##### PAGE TEXT #####

I don’t know about Germany, but in the US, we refer to clubs with mostly guys as “sausage fests.” Maybe in Germany you’d call it a Wurstfest. Let’s see if any of the clubs were a Wurstfest on this day.

What is the percentage of Males in each club? (Hint: Calculate a new binary variable called gender.log with 1 meaning Male and 0 meaning Female. Then, use grouped aggregation to calculate the percentage of 1s in gender.log for each club)

gender.log <- (club$gender == "M")
agg <-aggregate(gender.log ~ club, data = club, mean)

Plot the results using a barplot. Set the height argument to be the percentage of males in each club, and set the names argument to be the names of the clubs. (For bonus points, make set the color of the bars for any Wurstfests to be “royalblue3”).

barplot(height = agg$gender.log,
        names = agg$club,
        col = "white"
        )

Is there a significant relationship between clubs and gender? Answer this using a chi-square test. Run the test and save the result in an object called q4.test

q4.test <- chisq.test(club$club, club$gender)

What is your conclusion in APA format?

apa(q4.test)

## [1] "X(2, N = 300) = 13.74, p < 0.01 (2-tailed)"

##### DATASET EXTRACT #####

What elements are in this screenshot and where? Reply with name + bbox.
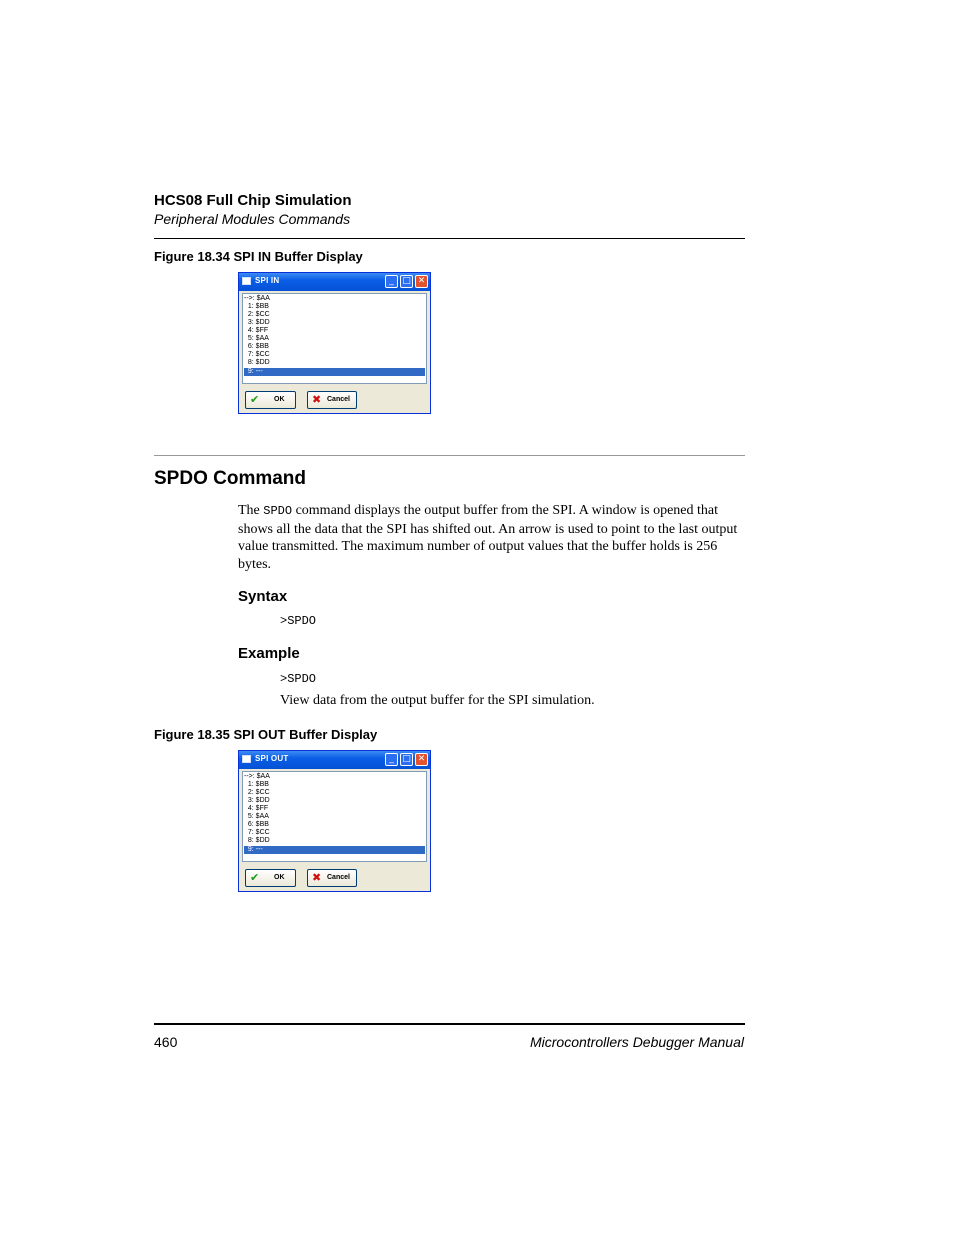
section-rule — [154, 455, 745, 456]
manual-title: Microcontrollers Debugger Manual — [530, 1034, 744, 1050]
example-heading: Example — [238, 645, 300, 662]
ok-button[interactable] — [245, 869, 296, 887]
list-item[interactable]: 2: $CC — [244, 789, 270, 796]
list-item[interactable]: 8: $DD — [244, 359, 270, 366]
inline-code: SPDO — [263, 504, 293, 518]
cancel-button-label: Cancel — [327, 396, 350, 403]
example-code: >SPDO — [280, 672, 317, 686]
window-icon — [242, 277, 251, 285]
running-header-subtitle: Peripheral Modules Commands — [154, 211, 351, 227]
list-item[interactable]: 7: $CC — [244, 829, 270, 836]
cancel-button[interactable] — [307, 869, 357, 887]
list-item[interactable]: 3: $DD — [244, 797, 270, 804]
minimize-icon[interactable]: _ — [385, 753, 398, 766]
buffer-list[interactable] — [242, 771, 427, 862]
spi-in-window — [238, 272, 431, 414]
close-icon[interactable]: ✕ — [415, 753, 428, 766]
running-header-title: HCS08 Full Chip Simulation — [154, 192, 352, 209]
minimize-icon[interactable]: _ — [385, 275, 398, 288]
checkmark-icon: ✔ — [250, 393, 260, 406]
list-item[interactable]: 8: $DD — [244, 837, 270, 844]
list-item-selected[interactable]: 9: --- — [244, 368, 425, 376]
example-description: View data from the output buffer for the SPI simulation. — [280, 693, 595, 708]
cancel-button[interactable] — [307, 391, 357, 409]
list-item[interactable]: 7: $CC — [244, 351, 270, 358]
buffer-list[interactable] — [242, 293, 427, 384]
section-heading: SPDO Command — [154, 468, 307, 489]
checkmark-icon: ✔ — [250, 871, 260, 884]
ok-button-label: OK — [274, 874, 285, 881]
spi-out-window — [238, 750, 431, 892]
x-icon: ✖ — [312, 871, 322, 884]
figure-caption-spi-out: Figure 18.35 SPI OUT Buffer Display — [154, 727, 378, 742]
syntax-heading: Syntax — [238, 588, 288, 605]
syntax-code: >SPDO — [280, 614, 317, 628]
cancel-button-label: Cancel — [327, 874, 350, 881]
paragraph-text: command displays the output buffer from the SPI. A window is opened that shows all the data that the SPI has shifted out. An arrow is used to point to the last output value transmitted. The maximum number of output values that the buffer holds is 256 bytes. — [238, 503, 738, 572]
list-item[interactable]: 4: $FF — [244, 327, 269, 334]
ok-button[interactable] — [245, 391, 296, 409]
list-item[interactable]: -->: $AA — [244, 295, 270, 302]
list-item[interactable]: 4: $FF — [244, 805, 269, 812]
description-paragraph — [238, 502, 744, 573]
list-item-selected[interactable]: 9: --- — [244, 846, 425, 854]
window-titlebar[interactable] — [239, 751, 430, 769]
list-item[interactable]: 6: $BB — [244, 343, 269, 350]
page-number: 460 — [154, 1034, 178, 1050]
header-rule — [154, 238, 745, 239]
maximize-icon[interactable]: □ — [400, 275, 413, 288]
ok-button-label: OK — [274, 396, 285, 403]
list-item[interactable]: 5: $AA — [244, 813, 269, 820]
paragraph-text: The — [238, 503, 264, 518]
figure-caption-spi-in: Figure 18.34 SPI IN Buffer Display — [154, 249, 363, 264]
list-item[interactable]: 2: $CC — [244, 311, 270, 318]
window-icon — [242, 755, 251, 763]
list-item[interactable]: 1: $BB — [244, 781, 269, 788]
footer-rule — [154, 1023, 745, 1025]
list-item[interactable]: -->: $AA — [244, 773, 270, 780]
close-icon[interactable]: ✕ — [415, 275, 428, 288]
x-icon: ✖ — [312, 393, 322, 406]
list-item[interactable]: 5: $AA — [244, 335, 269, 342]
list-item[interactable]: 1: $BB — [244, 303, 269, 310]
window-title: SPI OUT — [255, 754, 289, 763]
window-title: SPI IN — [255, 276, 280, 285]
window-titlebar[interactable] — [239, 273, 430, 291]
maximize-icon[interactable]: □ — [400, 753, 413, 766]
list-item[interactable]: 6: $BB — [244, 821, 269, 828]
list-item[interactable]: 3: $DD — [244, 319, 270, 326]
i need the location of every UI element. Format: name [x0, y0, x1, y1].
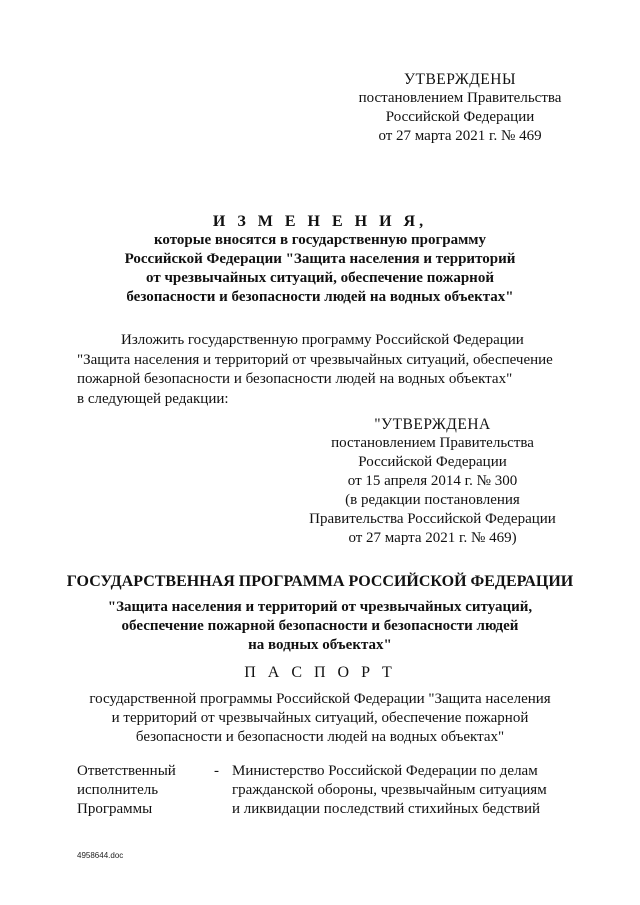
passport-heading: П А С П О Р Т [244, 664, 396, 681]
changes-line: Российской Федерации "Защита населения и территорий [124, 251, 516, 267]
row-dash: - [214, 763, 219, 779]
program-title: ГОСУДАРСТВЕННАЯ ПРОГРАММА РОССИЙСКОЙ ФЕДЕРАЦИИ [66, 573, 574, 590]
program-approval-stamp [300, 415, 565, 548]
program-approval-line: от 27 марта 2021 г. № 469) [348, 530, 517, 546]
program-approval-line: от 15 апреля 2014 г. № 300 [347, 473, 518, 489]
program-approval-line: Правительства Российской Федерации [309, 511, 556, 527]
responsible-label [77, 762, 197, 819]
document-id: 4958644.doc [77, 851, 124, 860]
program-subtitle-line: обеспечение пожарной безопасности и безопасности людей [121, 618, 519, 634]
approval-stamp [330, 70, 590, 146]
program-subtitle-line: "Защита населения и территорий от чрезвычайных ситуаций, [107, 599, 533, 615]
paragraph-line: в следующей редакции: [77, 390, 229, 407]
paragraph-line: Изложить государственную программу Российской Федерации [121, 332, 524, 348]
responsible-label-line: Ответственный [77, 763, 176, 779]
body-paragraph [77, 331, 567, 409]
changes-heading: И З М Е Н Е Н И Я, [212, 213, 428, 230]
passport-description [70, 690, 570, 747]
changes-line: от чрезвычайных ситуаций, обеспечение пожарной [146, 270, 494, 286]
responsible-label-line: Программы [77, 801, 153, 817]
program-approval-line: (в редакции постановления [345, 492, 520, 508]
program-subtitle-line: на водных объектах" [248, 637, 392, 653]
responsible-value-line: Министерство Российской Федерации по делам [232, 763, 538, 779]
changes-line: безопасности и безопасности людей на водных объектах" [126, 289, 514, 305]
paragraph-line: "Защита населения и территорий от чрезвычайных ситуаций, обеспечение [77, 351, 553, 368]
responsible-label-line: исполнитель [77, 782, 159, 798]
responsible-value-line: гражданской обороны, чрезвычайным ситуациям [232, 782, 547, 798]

#####

EXERCISE BRIEF
Write the next part of the R exercise on men and women in each club, starting after its last line. The records aren't needed for anything here.

WRITTEN ANSWER
Was there a significant difference between just Kantine and Barry’s? Do the test again using only data from these two clubs. Report your results in APA format.

q4.test <- chisq.test(subset(club, club %in% c("Kantine","Barrys"))$club, subset(club, club %in% c("Kantine","Barrys"))$gender)
apa(q4.test)

## [1] "X(1, N = 188) = 12.24, p < 0.01 (2-tailed)"

Who is more likely to leave a club alone, Men or Women? Calculate the percentage of Men and women who leave alone.

library(dplyr)

## 
## Attaching package: 'dplyr'
## 
## The following object is masked from 'package:stats':
## 
##     filter
## 
## The following objects are masked from 'package:base':
## 
##     intersect, setdiff, setequal, union

lag <- club %>%
  group_by(gender) %>%
  summarise(
    leavelone = mean(leavealone),
    number = n())

Plot the results using a barplot. Set the height argument to be the percentage of people who leave alone for each gender, and set the names argument to be the gender.

barplot(height = lag$leavelone,
        names = lag$gender,
        col = "white"
        )

Is there a significant relationship between clubs and gender? Answer this using a chi-square test. Run the test and save the result in an object called q6.test

q6.test <- chisq.test(club$leavealone, club$gender)

What is your conclusion in APA format?

apa(q6.test)

## [1] "X(1, N = 300) = 0.43, p = 0.51 (2-tailed)"

Does your conclusion hold if you only include people who stayed at the club for more than 60 minutes? Repeat the test on these data and report your conclusions in APA format.

q6.test <- chisq.test(subset(club, time > 60)$leavealone, subset(club, time > 60)$gender)
apa(q6.test)

## [1] "X(1, N = 277) = 0.88, p = 0.35 (2-tailed)"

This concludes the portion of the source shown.